Stored data:
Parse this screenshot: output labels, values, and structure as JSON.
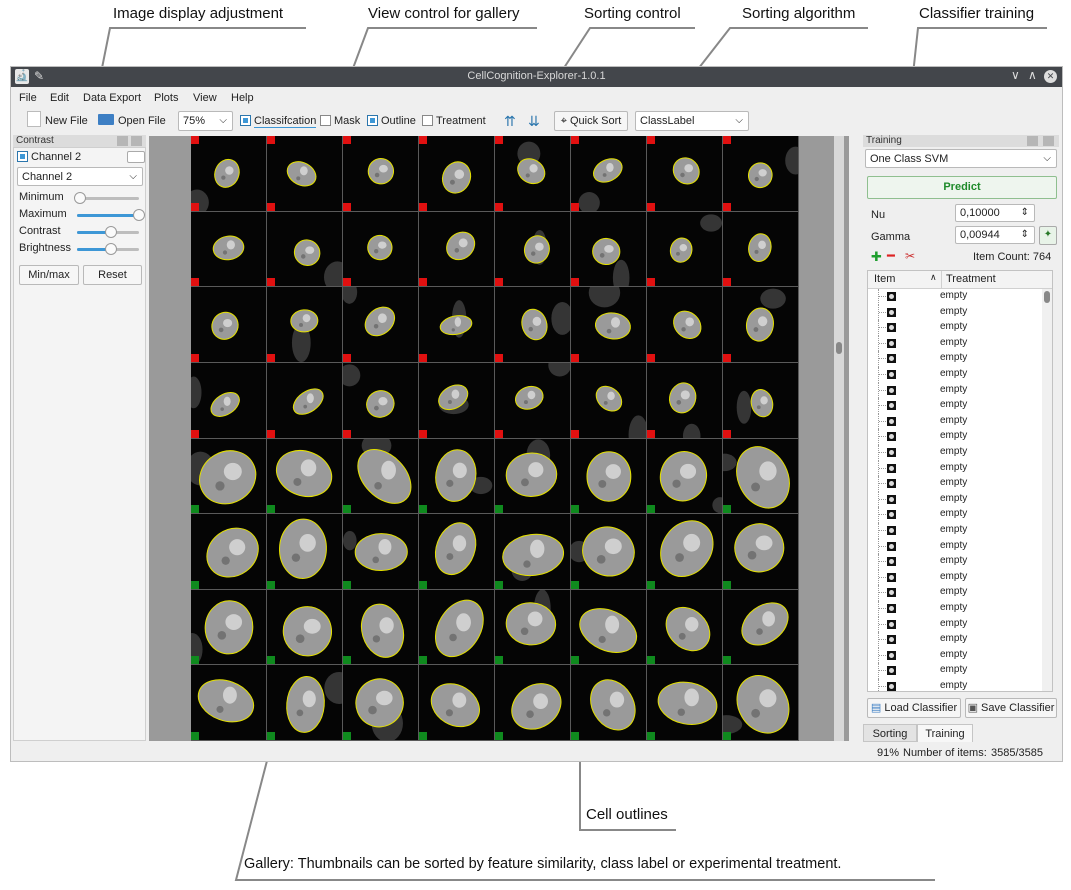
{
  "callouts": {
    "image_display": "Image display adjustment",
    "view_control": "View control for gallery",
    "sorting_control": "Sorting control",
    "sorting_algorithm": "Sorting algorithm",
    "classifier_training": "Classifier training",
    "cell_outlines": "Cell outlines",
    "gallery": "Gallery: Thumbnails can be sorted by feature similarity, class label or experimental treatment."
  },
  "window": {
    "title": "CellCognition-Explorer-1.0.1",
    "controls": [
      "∨",
      "∧",
      "✕"
    ]
  },
  "menu": [
    "File",
    "Edit",
    "Data Export",
    "Plots",
    "View",
    "Help"
  ],
  "toolbar": {
    "new_file": "New File",
    "open_file": "Open File",
    "zoom": "75%",
    "classification": "Classifcation",
    "mask": "Mask",
    "outline": "Outline",
    "treatment": "Treatment",
    "quick_sort": "Quick Sort",
    "sort_algorithm": "ClassLabel",
    "classification_checked": true,
    "mask_checked": false,
    "outline_checked": true,
    "treatment_checked": false
  },
  "contrast_panel": {
    "title": "Contrast",
    "channel_check": "Channel 2",
    "channel_select": "Channel 2",
    "sliders": [
      {
        "label": "Minimum",
        "value": 0.05
      },
      {
        "label": "Maximum",
        "value": 1.0
      },
      {
        "label": "Contrast",
        "value": 0.55
      },
      {
        "label": "Brightness",
        "value": 0.55
      }
    ],
    "minmax_button": "Min/max",
    "reset_button": "Reset"
  },
  "gallery": {
    "rows": 8,
    "cols": 8,
    "row_labels": [
      "red",
      "red",
      "red",
      "red",
      "green",
      "green",
      "green",
      "green"
    ],
    "label_colors": {
      "red": "#e11010",
      "green": "#0f8a1e"
    }
  },
  "training_panel": {
    "title": "Training",
    "classifier": "One Class SVM",
    "predict": "Predict",
    "nu_label": "Nu",
    "nu_value": "0,10000",
    "gamma_label": "Gamma",
    "gamma_value": "0,00944",
    "item_count": "Item Count: 764",
    "tree_headers": {
      "item": "Item",
      "treatment": "Treatment"
    },
    "items": [
      "empty",
      "empty",
      "empty",
      "empty",
      "empty",
      "empty",
      "empty",
      "empty",
      "empty",
      "empty",
      "empty",
      "empty",
      "empty",
      "empty",
      "empty",
      "empty",
      "empty",
      "empty",
      "empty",
      "empty",
      "empty",
      "empty",
      "empty",
      "empty",
      "empty",
      "empty"
    ],
    "load_classifier": "Load Classifier",
    "save_classifier": "Save Classifier"
  },
  "tabs": [
    "Sorting",
    "Training"
  ],
  "status": {
    "percent": "91%",
    "items_label": "Number of items:",
    "items_value": "3585/3585"
  }
}
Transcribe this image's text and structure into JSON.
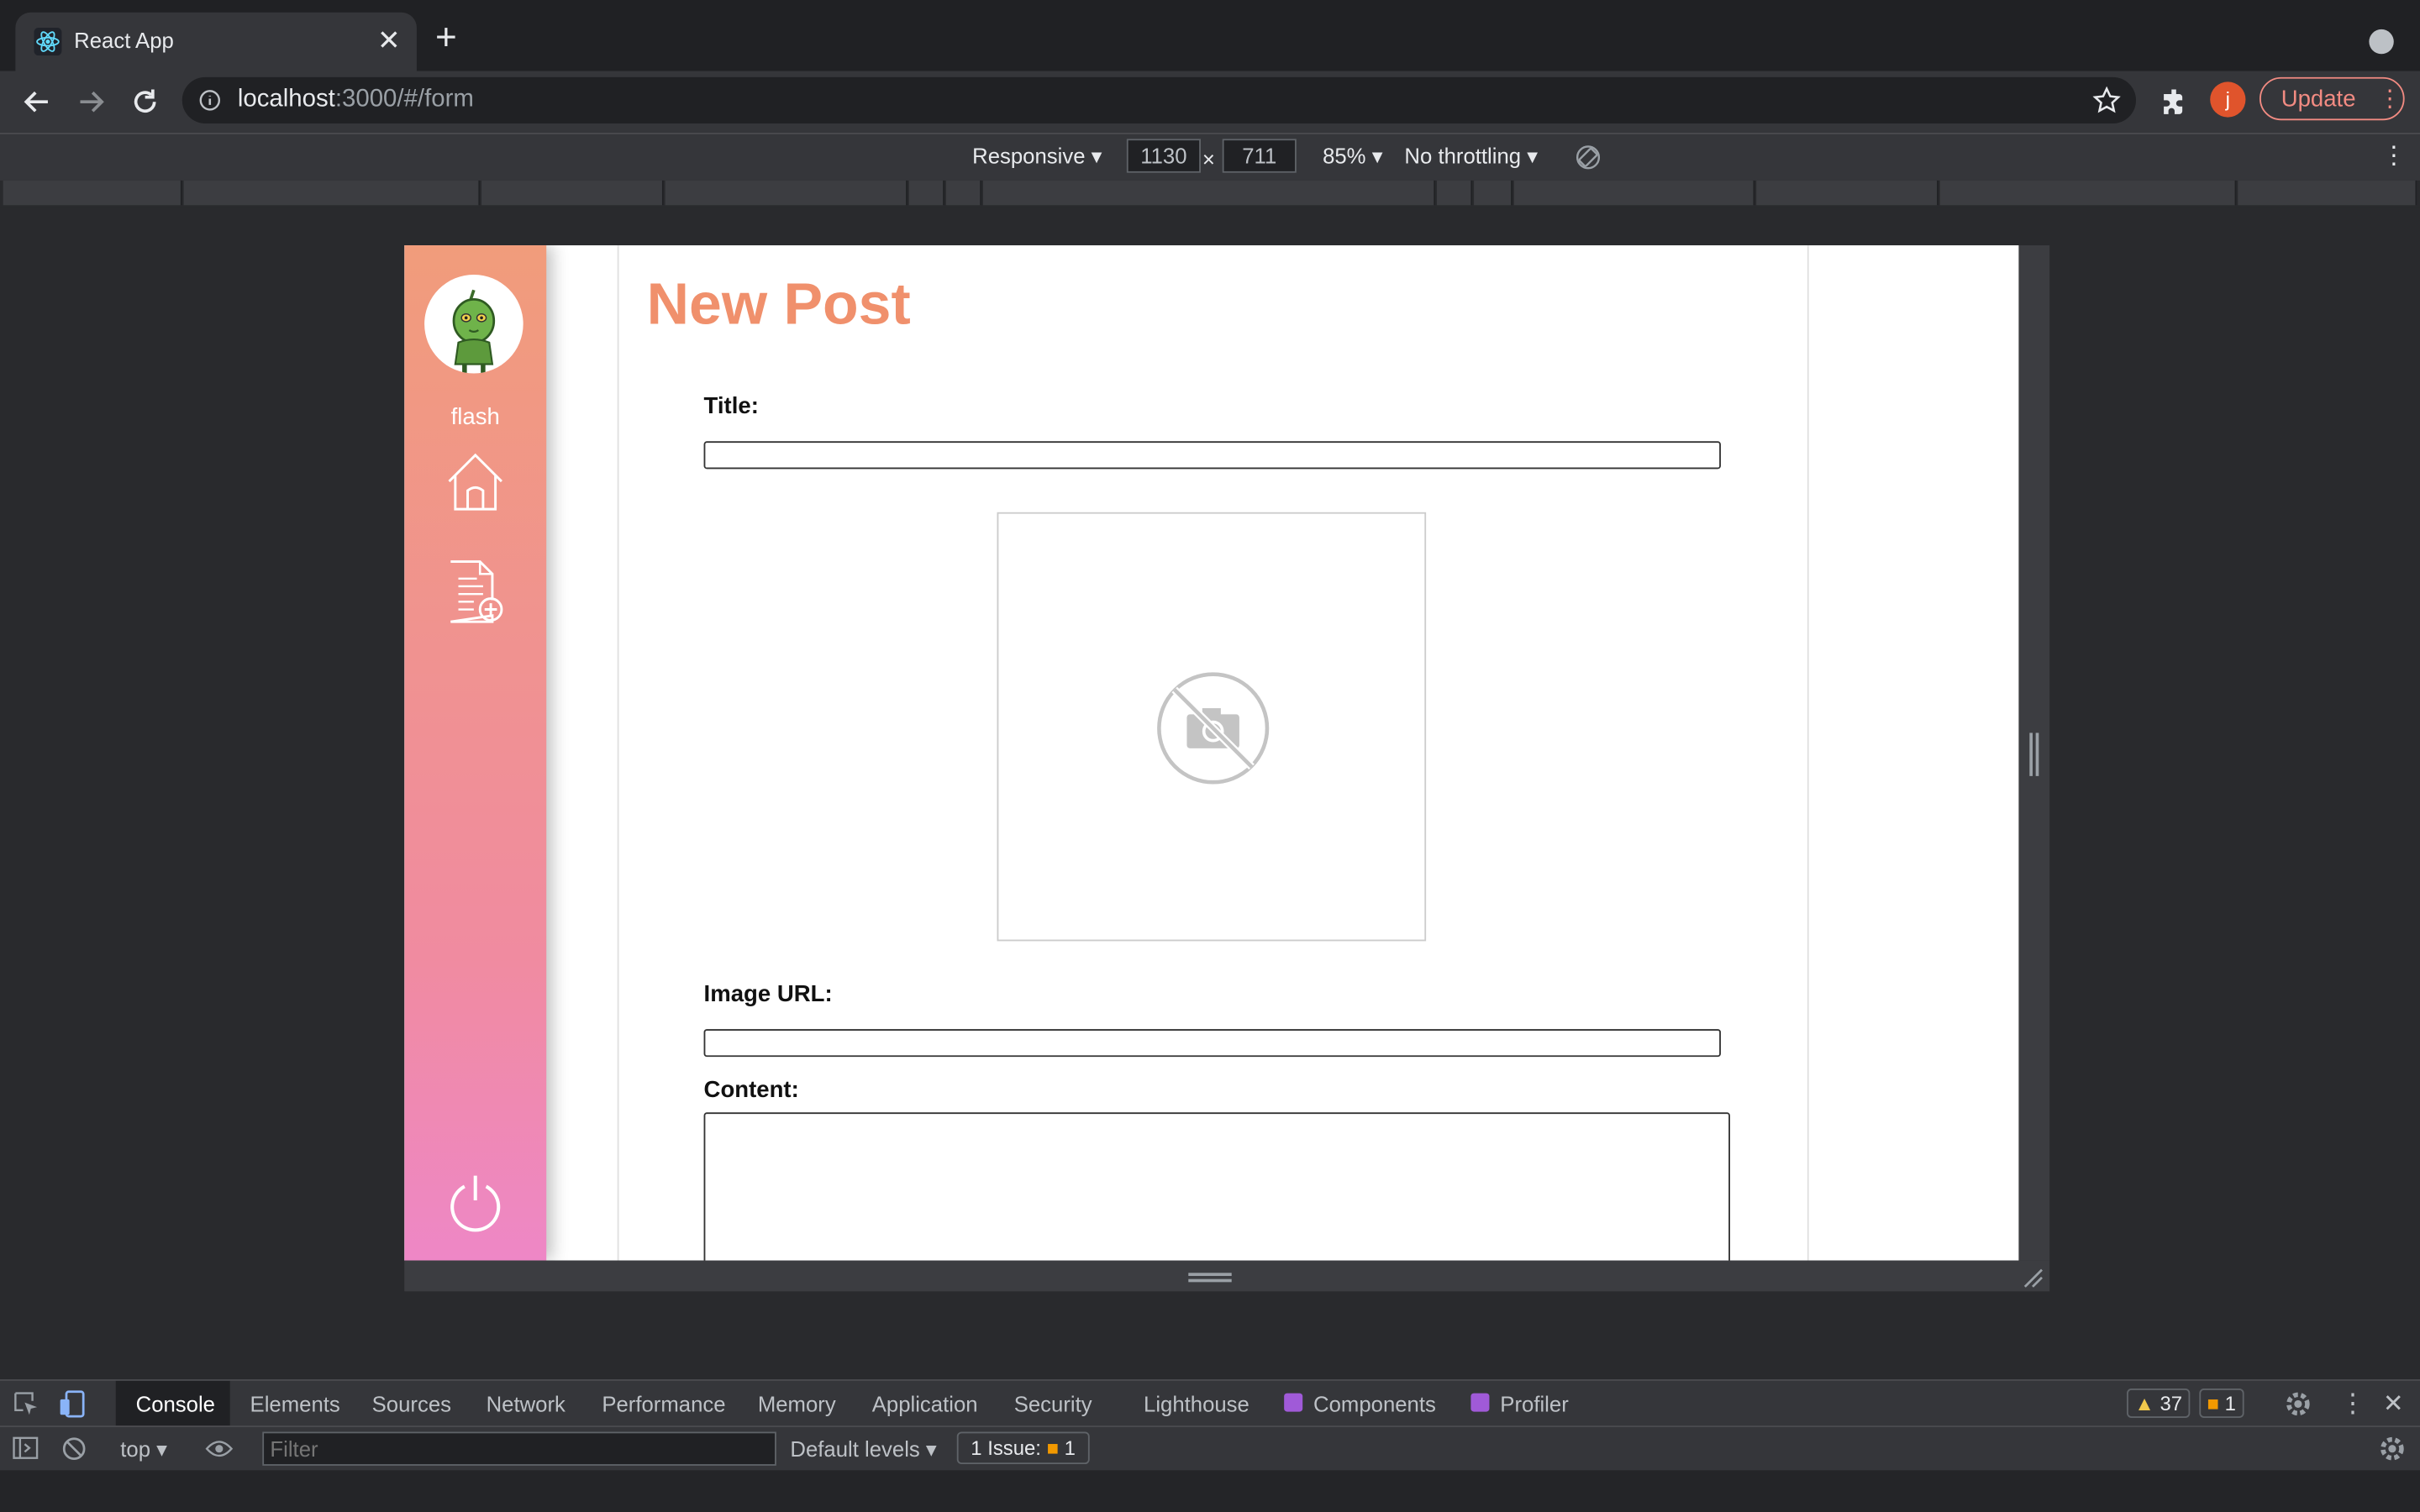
{
  "browser": {
    "tab_title": "React App",
    "tab_close": "✕",
    "new_tab": "+",
    "url_host": "localhost",
    "url_path": ":3000/#/form",
    "profile_initial": "j",
    "update_label": "Update"
  },
  "device_toolbar": {
    "device": "Responsive ▾",
    "width": "1130",
    "times": "×",
    "height": "711",
    "zoom": "85% ▾",
    "throttling": "No throttling ▾"
  },
  "app": {
    "username": "flash",
    "page_title": "New Post",
    "title_label": "Title:",
    "image_url_label": "Image URL:",
    "content_label": "Content:",
    "title_value": "",
    "image_url_value": "",
    "content_value": "",
    "accent_color": "#f0906c"
  },
  "devtools": {
    "tabs": [
      "Console",
      "Elements",
      "Sources",
      "Network",
      "Performance",
      "Memory",
      "Application",
      "Security",
      "Lighthouse",
      "Components",
      "Profiler"
    ],
    "warnings_count": "37",
    "issues_count": "1",
    "context": "top ▾",
    "filter_placeholder": "Filter",
    "levels": "Default levels ▾",
    "issue_label": "1 Issue:",
    "issue_count": "1"
  }
}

What you have to do: Transcribe the listing in full. Omit the pictures and keep every line exact.

Task response:
Parse this screenshot: output labels, values, and structure as JSON.
{
  "callouts": {
    "image_display": "Image display adjustment",
    "view_control": "View control for gallery",
    "sorting_control": "Sorting control",
    "sorting_algorithm": "Sorting algorithm",
    "classifier_training": "Classifier training",
    "cell_outlines": "Cell outlines",
    "gallery": "Gallery: Thumbnails can be sorted by feature similarity, class label or experimental treatment."
  },
  "window": {
    "title": "CellCognition-Explorer-1.0.1",
    "controls": [
      "∨",
      "∧",
      "✕"
    ]
  },
  "menu": [
    "File",
    "Edit",
    "Data Export",
    "Plots",
    "View",
    "Help"
  ],
  "toolbar": {
    "new_file": "New File",
    "open_file": "Open File",
    "zoom": "75%",
    "classification": "Classifcation",
    "mask": "Mask",
    "outline": "Outline",
    "treatment": "Treatment",
    "quick_sort": "Quick Sort",
    "sort_algorithm": "ClassLabel",
    "classification_checked": true,
    "mask_checked": false,
    "outline_checked": true,
    "treatment_checked": false
  },
  "contrast_panel": {
    "title": "Contrast",
    "channel_check": "Channel 2",
    "channel_select": "Channel 2",
    "sliders": [
      {
        "label": "Minimum",
        "value": 0.05
      },
      {
        "label": "Maximum",
        "value": 1.0
      },
      {
        "label": "Contrast",
        "value": 0.55
      },
      {
        "label": "Brightness",
        "value": 0.55
      }
    ],
    "minmax_button": "Min/max",
    "reset_button": "Reset"
  },
  "gallery": {
    "rows": 8,
    "cols": 8,
    "row_labels": [
      "red",
      "red",
      "red",
      "red",
      "green",
      "green",
      "green",
      "green"
    ],
    "label_colors": {
      "red": "#e11010",
      "green": "#0f8a1e"
    }
  },
  "training_panel": {
    "title": "Training",
    "classifier": "One Class SVM",
    "predict": "Predict",
    "nu_label": "Nu",
    "nu_value": "0,10000",
    "gamma_label": "Gamma",
    "gamma_value": "0,00944",
    "item_count": "Item Count: 764",
    "tree_headers": {
      "item": "Item",
      "treatment": "Treatment"
    },
    "items": [
      "empty",
      "empty",
      "empty",
      "empty",
      "empty",
      "empty",
      "empty",
      "empty",
      "empty",
      "empty",
      "empty",
      "empty",
      "empty",
      "empty",
      "empty",
      "empty",
      "empty",
      "empty",
      "empty",
      "empty",
      "empty",
      "empty",
      "empty",
      "empty",
      "empty",
      "empty"
    ],
    "load_classifier": "Load Classifier",
    "save_classifier": "Save Classifier"
  },
  "tabs": [
    "Sorting",
    "Training"
  ],
  "status": {
    "percent": "91%",
    "items_label": "Number of items:",
    "items_value": "3585/3585"
  }
}
Transcribe this image's text and structure into JSON.
{
  "browser": {
    "tab_title": "React App",
    "tab_close": "✕",
    "new_tab": "+",
    "url_host": "localhost",
    "url_path": ":3000/#/form",
    "profile_initial": "j",
    "update_label": "Update"
  },
  "device_toolbar": {
    "device": "Responsive ▾",
    "width": "1130",
    "times": "×",
    "height": "711",
    "zoom": "85% ▾",
    "throttling": "No throttling ▾"
  },
  "app": {
    "username": "flash",
    "page_title": "New Post",
    "title_label": "Title:",
    "image_url_label": "Image URL:",
    "content_label": "Content:",
    "title_value": "",
    "image_url_value": "",
    "content_value": "",
    "accent_color": "#f0906c"
  },
  "devtools": {
    "tabs": [
      "Console",
      "Elements",
      "Sources",
      "Network",
      "Performance",
      "Memory",
      "Application",
      "Security",
      "Lighthouse",
      "Components",
      "Profiler"
    ],
    "warnings_count": "37",
    "issues_count": "1",
    "context": "top ▾",
    "filter_placeholder": "Filter",
    "levels": "Default levels ▾",
    "issue_label": "1 Issue:",
    "issue_count": "1"
  }
}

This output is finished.